In the listing below, pick out lines with "ratio".

○ ○ ○ ○ ○ ○ ○

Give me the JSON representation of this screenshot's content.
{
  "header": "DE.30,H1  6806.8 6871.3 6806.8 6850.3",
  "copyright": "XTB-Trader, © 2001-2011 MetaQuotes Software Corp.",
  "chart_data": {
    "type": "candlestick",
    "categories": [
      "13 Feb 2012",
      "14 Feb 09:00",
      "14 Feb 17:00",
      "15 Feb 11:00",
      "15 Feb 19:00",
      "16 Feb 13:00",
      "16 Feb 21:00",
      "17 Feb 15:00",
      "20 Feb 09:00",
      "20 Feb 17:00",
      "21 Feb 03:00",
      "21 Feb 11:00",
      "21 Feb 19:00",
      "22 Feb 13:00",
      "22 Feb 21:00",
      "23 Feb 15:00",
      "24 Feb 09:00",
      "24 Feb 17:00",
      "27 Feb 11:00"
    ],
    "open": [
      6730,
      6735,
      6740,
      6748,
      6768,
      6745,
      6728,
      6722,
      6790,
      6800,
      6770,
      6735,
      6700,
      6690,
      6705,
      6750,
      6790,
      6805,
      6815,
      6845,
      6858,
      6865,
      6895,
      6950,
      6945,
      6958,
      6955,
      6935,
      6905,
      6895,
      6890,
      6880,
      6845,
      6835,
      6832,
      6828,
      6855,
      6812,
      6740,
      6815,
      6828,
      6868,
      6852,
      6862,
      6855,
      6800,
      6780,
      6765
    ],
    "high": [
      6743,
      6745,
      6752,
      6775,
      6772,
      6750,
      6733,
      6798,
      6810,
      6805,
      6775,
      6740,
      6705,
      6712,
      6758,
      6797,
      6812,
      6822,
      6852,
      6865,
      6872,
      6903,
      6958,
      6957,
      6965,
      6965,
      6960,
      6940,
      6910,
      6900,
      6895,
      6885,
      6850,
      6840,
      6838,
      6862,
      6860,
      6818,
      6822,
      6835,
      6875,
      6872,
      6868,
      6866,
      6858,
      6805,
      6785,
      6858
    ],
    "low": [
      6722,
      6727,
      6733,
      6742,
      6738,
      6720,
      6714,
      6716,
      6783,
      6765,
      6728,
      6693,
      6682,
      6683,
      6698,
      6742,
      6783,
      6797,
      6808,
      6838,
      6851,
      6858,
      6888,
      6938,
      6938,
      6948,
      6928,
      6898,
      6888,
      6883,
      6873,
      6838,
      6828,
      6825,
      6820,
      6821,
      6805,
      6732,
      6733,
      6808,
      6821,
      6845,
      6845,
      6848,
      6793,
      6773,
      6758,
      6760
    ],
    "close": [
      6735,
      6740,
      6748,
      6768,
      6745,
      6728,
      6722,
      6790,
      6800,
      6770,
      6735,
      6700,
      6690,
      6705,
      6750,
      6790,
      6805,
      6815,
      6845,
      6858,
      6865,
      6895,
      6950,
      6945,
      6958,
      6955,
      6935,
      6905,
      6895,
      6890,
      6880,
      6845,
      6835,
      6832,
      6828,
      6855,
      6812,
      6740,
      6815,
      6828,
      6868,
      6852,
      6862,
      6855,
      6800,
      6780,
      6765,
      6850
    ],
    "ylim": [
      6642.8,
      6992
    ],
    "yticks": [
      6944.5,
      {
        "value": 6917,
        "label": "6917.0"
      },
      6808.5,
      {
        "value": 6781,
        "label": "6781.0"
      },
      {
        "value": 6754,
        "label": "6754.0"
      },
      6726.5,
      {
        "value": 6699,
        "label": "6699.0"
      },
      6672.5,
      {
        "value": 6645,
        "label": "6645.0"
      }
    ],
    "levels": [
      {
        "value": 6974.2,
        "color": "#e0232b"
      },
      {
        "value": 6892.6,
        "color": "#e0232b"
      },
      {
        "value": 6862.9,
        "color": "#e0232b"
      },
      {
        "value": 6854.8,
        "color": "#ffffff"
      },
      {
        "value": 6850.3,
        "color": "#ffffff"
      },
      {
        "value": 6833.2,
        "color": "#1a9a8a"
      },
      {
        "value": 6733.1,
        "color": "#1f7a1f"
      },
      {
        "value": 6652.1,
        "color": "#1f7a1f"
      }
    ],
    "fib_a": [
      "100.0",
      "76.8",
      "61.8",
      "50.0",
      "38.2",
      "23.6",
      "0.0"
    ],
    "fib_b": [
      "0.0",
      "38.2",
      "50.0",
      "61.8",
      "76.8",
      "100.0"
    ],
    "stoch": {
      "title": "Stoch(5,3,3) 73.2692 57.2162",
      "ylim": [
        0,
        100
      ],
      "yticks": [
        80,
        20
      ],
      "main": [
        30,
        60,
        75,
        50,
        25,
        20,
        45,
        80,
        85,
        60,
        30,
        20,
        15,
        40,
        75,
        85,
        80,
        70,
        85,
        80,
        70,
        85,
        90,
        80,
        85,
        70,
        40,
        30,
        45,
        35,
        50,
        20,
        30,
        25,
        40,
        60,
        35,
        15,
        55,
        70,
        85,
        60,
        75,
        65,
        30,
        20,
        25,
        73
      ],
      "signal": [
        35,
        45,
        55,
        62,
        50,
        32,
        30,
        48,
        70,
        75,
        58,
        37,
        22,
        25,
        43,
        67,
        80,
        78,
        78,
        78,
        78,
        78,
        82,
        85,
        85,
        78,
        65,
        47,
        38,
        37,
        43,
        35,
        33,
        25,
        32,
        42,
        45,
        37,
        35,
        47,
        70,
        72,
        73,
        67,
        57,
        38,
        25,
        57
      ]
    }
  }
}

○ ○ ○ ○ ○ ○ ○

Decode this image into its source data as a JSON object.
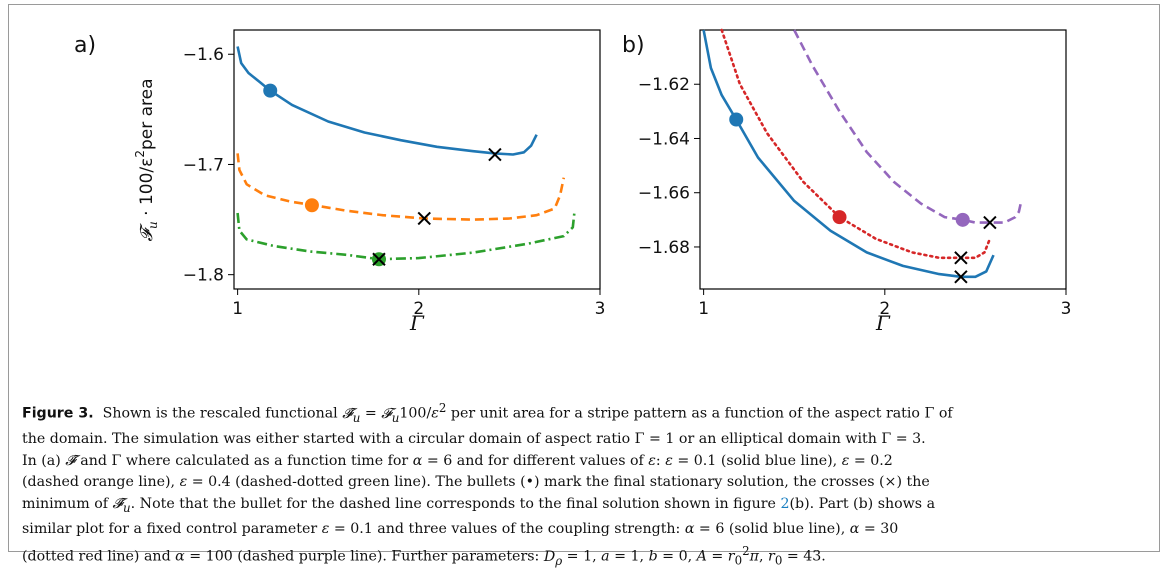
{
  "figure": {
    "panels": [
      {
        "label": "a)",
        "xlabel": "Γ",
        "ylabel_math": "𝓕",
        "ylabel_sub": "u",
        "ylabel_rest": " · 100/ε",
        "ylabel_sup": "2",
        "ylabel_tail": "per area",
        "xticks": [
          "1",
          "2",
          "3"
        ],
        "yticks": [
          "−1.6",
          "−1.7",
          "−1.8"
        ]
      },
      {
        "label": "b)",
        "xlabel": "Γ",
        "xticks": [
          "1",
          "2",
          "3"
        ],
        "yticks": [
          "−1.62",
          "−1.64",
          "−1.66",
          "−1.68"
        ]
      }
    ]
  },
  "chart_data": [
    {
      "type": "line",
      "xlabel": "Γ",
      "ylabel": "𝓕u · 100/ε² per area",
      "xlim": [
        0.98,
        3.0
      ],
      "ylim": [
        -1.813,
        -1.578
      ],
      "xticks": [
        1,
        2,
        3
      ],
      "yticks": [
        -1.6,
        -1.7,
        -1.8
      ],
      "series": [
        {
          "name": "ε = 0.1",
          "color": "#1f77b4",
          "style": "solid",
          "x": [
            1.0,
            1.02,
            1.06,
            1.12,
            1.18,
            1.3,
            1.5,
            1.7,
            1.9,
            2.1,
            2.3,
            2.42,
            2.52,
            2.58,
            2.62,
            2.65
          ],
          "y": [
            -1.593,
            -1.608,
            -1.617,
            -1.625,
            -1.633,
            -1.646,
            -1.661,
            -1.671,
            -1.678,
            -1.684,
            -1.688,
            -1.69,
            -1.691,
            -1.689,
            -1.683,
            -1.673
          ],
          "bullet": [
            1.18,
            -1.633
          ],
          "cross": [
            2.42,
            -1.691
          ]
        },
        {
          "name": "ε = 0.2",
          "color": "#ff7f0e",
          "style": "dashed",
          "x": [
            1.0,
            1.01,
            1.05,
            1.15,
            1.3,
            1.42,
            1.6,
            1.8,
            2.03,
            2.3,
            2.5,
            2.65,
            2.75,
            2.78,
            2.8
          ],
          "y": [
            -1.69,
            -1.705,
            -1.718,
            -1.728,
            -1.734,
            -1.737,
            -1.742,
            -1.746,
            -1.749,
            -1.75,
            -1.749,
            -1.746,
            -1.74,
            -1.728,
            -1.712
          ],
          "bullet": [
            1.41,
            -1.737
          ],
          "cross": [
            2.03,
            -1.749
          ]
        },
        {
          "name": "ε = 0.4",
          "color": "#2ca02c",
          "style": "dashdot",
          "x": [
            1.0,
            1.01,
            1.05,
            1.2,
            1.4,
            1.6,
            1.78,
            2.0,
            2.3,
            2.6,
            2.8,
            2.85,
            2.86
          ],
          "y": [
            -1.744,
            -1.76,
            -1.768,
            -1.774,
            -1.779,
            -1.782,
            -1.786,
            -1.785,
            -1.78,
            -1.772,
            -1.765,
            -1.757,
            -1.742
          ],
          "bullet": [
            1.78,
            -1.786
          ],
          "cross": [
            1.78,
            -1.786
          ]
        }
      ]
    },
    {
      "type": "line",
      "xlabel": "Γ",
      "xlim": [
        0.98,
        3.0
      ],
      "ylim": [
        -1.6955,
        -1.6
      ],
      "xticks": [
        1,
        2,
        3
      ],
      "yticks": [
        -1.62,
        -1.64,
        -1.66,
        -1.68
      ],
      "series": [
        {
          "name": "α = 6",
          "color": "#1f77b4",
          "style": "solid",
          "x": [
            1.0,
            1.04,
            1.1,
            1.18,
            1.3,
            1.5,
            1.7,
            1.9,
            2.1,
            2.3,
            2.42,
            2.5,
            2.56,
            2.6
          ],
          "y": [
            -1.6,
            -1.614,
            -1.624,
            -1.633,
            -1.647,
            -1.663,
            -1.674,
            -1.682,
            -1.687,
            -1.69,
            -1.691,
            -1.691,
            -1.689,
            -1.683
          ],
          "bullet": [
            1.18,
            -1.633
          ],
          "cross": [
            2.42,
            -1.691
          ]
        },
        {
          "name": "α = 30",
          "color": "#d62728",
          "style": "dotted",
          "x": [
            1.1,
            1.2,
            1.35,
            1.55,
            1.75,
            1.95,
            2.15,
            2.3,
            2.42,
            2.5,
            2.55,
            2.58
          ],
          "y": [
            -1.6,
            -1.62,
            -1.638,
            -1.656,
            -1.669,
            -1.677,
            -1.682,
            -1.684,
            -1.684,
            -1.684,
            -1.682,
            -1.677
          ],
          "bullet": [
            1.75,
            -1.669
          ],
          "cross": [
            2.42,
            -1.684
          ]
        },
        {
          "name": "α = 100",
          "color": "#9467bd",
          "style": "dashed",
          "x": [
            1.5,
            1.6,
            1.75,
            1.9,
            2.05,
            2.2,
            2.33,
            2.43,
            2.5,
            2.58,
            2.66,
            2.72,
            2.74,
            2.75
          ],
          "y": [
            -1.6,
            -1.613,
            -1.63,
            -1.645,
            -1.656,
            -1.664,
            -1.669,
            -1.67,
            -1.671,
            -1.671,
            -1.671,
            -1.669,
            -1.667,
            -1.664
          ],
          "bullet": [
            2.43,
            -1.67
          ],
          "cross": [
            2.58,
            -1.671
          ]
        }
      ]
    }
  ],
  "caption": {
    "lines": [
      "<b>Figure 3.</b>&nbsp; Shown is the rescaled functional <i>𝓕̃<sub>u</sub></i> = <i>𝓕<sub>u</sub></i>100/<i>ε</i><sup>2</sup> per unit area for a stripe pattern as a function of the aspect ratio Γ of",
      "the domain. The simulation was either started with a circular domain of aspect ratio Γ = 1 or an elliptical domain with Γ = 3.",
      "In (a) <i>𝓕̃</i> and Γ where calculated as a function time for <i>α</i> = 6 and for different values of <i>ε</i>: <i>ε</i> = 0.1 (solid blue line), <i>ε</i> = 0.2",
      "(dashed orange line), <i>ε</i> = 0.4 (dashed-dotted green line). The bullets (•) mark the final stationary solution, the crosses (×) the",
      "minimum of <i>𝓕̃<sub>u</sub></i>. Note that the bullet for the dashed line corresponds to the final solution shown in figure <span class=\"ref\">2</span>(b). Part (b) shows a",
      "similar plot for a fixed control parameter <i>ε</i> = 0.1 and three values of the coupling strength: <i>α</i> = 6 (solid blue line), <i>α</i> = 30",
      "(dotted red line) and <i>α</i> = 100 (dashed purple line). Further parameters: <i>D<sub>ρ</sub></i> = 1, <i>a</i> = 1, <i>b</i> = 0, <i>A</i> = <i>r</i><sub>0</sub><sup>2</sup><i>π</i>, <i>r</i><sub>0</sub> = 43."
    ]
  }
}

○ ○ ○ ○ ○ ○ ○

Answer for this exercise —
      "<b>Figure 3.</b>&nbsp; Shown is the rescaled functional <i>𝓕̃<sub>u</sub></i> = <i>𝓕<sub>u</sub></i>100/<i>ε</i><sup>2</sup> per unit area for a stripe pattern as a function of the aspect ratio Γ of",
      "the domain. The simulation was either started with a circular domain of aspect ratio Γ = 1 or an elliptical domain with Γ = 3.",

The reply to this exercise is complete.